-------- MATERIAL SHOWN --------

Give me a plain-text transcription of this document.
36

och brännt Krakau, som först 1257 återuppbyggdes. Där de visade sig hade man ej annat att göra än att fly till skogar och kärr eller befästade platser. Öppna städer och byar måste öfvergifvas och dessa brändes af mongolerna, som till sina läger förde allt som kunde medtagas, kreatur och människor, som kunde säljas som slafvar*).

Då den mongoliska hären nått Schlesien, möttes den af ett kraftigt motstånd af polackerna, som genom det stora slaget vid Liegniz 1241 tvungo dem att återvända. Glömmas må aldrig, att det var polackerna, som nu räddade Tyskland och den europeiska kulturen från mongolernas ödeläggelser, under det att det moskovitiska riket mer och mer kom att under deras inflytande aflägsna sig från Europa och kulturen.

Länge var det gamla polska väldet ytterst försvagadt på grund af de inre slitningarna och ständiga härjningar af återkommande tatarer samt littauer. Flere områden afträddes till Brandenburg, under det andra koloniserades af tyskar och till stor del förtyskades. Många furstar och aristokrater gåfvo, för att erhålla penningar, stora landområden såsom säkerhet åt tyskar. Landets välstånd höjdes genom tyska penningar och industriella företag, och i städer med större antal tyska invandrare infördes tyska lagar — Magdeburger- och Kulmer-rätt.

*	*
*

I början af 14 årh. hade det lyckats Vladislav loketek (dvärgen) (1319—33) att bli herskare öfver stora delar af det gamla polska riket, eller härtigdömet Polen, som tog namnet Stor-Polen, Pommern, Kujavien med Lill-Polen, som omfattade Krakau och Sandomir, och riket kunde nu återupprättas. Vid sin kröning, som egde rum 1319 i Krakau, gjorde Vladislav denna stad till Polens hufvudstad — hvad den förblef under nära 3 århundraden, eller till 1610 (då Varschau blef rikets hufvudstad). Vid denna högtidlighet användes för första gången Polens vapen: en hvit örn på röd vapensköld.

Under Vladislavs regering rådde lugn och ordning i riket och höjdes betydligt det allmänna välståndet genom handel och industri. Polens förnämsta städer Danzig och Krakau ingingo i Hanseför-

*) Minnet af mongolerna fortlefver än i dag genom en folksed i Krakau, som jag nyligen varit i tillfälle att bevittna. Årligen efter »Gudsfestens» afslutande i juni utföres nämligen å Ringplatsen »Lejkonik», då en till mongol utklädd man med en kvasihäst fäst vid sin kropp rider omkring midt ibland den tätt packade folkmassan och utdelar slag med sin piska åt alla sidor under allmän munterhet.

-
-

--------

EXERCISE DESCRIPTION →
Copy all of the listing above exactly, please.

EXERCISE RESPONSE →
Give me a plain-text transcription of this document.
36

och brännt Krakau, som först 1257 återuppbyggdes. Där de visade sig hade man ej annat att göra än att fly till skogar och kärr eller befästade platser. Öppna städer och byar måste öfvergifvas och dessa brändes af mongolerna, som till sina läger förde allt som kunde medtagas, kreatur och människor, som kunde säljas som slafvar*).

Då den mongoliska hären nått Schlesien, möttes den af ett kraftigt motstånd af polackerna, som genom det stora slaget vid Liegniz 1241 tvungo dem att återvända. Glömmas må aldrig, att det var polackerna, som nu räddade Tyskland och den europeiska kulturen från mongolernas ödeläggelser, under det att det moskovitiska riket mer och mer kom att under deras inflytande aflägsna sig från Europa och kulturen.

Länge var det gamla polska väldet ytterst försvagadt på grund af de inre slitningarna och ständiga härjningar af återkommande tatarer samt littauer. Flere områden afträddes till Brandenburg, under det andra koloniserades af tyskar och till stor del förtyskades. Många furstar och aristokrater gåfvo, för att erhålla penningar, stora landområden såsom säkerhet åt tyskar. Landets välstånd höjdes genom tyska penningar och industriella företag, och i städer med större antal tyska invandrare infördes tyska lagar — Magdeburger- och Kulmer-rätt.

*	*
*

I början af 14 årh. hade det lyckats Vladislav loketek (dvärgen) (1319—33) att bli herskare öfver stora delar af det gamla polska riket, eller härtigdömet Polen, som tog namnet Stor-Polen, Pommern, Kujavien med Lill-Polen, som omfattade Krakau och Sandomir, och riket kunde nu återupprättas. Vid sin kröning, som egde rum 1319 i Krakau, gjorde Vladislav denna stad till Polens hufvudstad — hvad den förblef under nära 3 århundraden, eller till 1610 (då Varschau blef rikets hufvudstad). Vid denna högtidlighet användes för första gången Polens vapen: en hvit örn på röd vapensköld.

Under Vladislavs regering rådde lugn och ordning i riket och höjdes betydligt det allmänna välståndet genom handel och industri. Polens förnämsta städer Danzig och Krakau ingingo i Hanseför-

*) Minnet af mongolerna fortlefver än i dag genom en folksed i Krakau, som jag nyligen varit i tillfälle att bevittna. Årligen efter »Gudsfestens» afslutande i juni utföres nämligen å Ringplatsen »Lejkonik», då en till mongol utklädd man med en kvasihäst fäst vid sin kropp rider omkring midt ibland den tätt packade folkmassan och utdelar slag med sin piska åt alla sidor under allmän munterhet.

-
-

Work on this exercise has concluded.